▶ _TASK OBJECTIVE_: Extract every line below, verbatim.

--- DATA TO USE ---

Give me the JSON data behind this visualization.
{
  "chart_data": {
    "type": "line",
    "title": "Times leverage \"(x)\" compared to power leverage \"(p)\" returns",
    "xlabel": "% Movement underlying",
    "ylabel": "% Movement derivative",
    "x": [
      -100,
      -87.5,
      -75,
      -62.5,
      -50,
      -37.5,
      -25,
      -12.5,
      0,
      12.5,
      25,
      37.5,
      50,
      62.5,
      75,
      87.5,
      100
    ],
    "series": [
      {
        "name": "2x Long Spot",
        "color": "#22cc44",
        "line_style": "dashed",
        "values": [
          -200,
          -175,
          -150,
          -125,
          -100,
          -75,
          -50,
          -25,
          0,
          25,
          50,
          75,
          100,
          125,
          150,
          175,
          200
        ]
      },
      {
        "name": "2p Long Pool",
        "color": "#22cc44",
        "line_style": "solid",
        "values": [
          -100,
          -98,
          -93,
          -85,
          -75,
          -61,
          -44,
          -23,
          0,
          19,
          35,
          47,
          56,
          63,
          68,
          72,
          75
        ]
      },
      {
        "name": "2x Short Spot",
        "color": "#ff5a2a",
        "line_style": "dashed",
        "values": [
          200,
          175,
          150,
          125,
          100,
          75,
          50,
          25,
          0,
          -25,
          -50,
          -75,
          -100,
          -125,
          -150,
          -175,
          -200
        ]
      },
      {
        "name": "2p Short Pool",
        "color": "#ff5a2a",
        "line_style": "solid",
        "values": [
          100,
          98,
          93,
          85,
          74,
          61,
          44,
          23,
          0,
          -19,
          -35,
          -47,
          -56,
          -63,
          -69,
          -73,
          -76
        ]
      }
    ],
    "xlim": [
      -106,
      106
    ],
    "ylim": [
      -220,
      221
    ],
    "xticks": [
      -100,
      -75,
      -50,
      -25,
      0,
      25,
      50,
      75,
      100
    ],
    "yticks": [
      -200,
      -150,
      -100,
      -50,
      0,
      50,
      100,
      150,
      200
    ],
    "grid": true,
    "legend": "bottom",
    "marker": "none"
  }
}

---

▶ _FINAL RESULT_:
Give me the JSON data behind this visualization.
{
  "chart_data": {
    "type": "line",
    "title": "Times leverage \"(x)\" compared to power leverage \"(p)\" returns",
    "xlabel": "% Movement underlying",
    "ylabel": "% Movement derivative",
    "x": [
      -100,
      -87.5,
      -75,
      -62.5,
      -50,
      -37.5,
      -25,
      -12.5,
      0,
      12.5,
      25,
      37.5,
      50,
      62.5,
      75,
      87.5,
      100
    ],
    "series": [
      {
        "name": "2x Long Spot",
        "color": "#22cc44",
        "line_style": "dashed",
        "values": [
          -200,
          -175,
          -150,
          -125,
          -100,
          -75,
          -50,
          -25,
          0,
          25,
          50,
          75,
          100,
          125,
          150,
          175,
          200
        ]
      },
      {
        "name": "2p Long Pool",
        "color": "#22cc44",
        "line_style": "solid",
        "values": [
          -100,
          -98,
          -93,
          -85,
          -75,
          -61,
          -44,
          -23,
          0,
          19,
          35,
          47,
          56,
          63,
          68,
          72,
          75
        ]
      },
      {
        "name": "2x Short Spot",
        "color": "#ff5a2a",
        "line_style": "dashed",
        "values": [
          200,
          175,
          150,
          125,
          100,
          75,
          50,
          25,
          0,
          -25,
          -50,
          -75,
          -100,
          -125,
          -150,
          -175,
          -200
        ]
      },
      {
        "name": "2p Short Pool",
        "color": "#ff5a2a",
        "line_style": "solid",
        "values": [
          100,
          98,
          93,
          85,
          74,
          61,
          44,
          23,
          0,
          -19,
          -35,
          -47,
          -56,
          -63,
          -69,
          -73,
          -76
        ]
      }
    ],
    "xlim": [
      -106,
      106
    ],
    "ylim": [
      -220,
      221
    ],
    "xticks": [
      -100,
      -75,
      -50,
      -25,
      0,
      25,
      50,
      75,
      100
    ],
    "yticks": [
      -200,
      -150,
      -100,
      -50,
      0,
      50,
      100,
      150,
      200
    ],
    "grid": true,
    "legend": "bottom",
    "marker": "none"
  }
}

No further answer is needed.